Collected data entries
━━━━━━━━━━━━━━━━━━━━━━━━━━━━━━

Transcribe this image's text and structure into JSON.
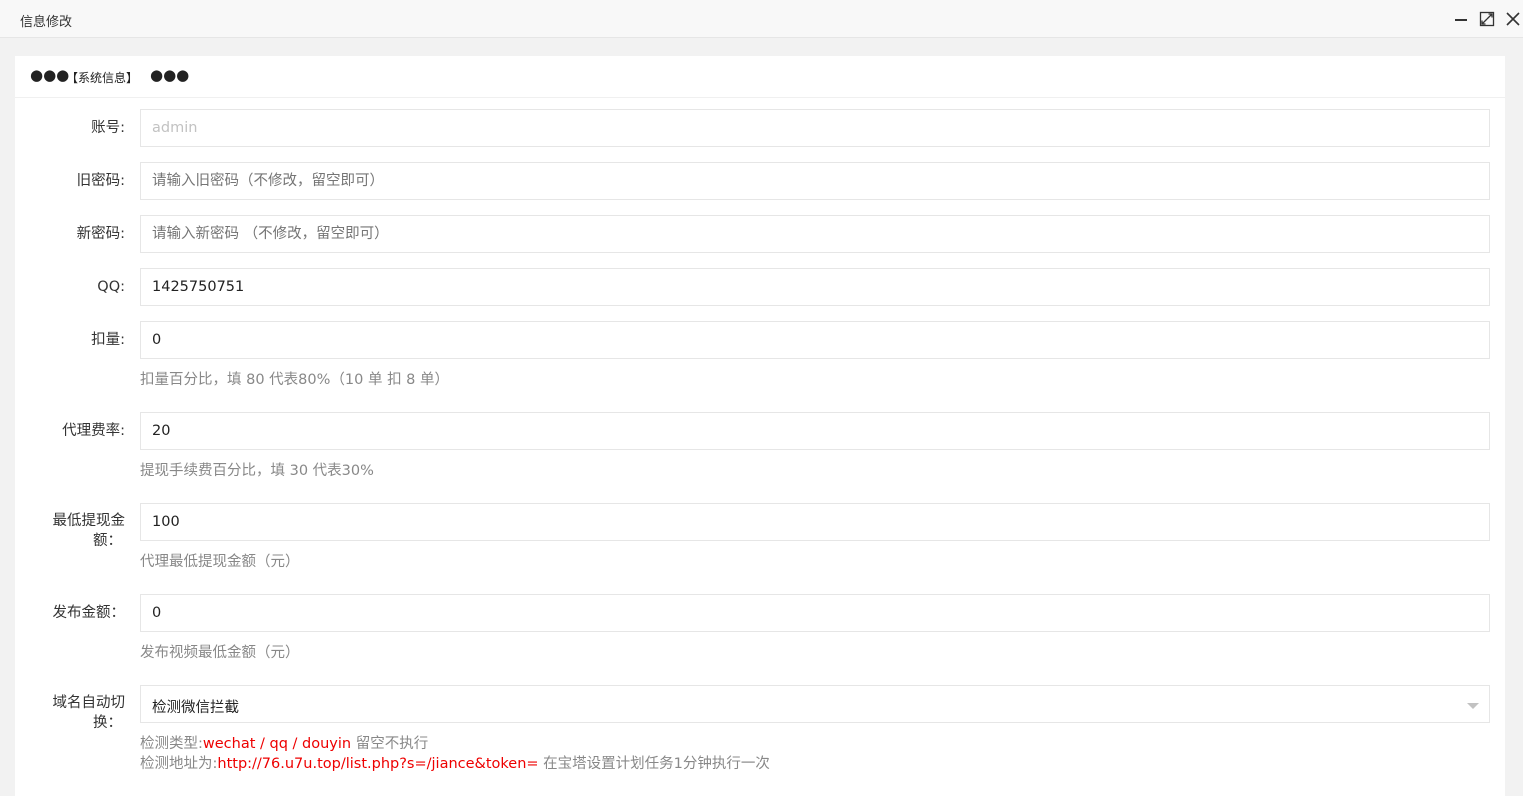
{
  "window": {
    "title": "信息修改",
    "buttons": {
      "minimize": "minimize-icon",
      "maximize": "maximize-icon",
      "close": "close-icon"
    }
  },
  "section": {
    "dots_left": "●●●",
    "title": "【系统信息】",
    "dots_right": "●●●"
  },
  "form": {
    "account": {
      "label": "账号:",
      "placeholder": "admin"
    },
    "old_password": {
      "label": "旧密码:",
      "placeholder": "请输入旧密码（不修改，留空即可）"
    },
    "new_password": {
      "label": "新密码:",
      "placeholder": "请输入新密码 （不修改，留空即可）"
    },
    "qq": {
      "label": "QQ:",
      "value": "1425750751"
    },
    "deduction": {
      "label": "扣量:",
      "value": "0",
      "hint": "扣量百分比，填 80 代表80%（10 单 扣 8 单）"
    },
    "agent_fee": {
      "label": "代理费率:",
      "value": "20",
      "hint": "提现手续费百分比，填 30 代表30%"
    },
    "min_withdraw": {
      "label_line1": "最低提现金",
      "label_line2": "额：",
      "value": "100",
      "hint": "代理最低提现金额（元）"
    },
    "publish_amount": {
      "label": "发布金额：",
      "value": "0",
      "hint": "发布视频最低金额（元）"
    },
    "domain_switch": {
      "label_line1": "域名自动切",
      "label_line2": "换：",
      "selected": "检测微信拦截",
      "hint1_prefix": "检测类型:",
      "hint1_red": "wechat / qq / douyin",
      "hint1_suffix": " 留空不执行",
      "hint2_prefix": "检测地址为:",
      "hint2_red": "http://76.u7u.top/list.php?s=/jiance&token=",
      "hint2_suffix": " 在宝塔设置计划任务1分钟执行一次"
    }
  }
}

━━━━━━━━━━━━━━━━━━━━━━━━━━━━━━

▶ _Work to be completed_
Read the entries and select each line where the word "icon" is found.

▶ _Response to the task_
      "minimize": "minimize-icon",
      "maximize": "maximize-icon",
      "close": "close-icon"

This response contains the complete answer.